What you have to do
Report how many lines of the listing below include the word "проживание". Give nothing but the number.

━━━━━ Data entries ━━━━━

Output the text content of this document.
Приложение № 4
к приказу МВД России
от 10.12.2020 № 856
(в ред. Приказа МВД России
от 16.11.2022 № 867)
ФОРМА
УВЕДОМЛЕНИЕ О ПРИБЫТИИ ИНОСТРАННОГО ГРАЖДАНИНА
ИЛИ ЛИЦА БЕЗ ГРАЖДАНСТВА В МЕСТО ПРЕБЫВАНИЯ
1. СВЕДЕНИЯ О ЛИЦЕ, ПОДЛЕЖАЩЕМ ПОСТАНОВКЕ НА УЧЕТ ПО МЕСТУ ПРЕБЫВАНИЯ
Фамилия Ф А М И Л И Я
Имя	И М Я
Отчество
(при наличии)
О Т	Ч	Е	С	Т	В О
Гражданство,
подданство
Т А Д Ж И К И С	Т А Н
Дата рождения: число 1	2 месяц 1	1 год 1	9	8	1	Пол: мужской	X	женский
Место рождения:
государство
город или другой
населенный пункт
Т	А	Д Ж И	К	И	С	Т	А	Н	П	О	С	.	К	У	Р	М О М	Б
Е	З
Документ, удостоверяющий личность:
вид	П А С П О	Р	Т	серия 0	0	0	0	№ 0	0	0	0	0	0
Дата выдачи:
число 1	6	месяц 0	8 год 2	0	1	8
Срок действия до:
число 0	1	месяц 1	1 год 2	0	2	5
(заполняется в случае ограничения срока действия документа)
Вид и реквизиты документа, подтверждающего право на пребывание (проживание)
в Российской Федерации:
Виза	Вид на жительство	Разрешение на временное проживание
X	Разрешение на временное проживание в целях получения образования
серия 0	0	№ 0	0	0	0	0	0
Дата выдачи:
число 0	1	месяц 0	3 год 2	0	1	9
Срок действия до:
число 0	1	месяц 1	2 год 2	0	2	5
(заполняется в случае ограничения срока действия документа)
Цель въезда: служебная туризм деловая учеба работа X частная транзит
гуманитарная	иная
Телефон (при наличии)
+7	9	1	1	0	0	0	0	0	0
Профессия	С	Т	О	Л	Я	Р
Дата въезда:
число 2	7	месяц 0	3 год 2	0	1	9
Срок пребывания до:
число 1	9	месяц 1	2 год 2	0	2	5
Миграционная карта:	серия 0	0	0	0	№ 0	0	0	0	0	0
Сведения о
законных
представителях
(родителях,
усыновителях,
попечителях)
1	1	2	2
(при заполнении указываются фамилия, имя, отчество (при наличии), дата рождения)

━━━━━

Right answer
3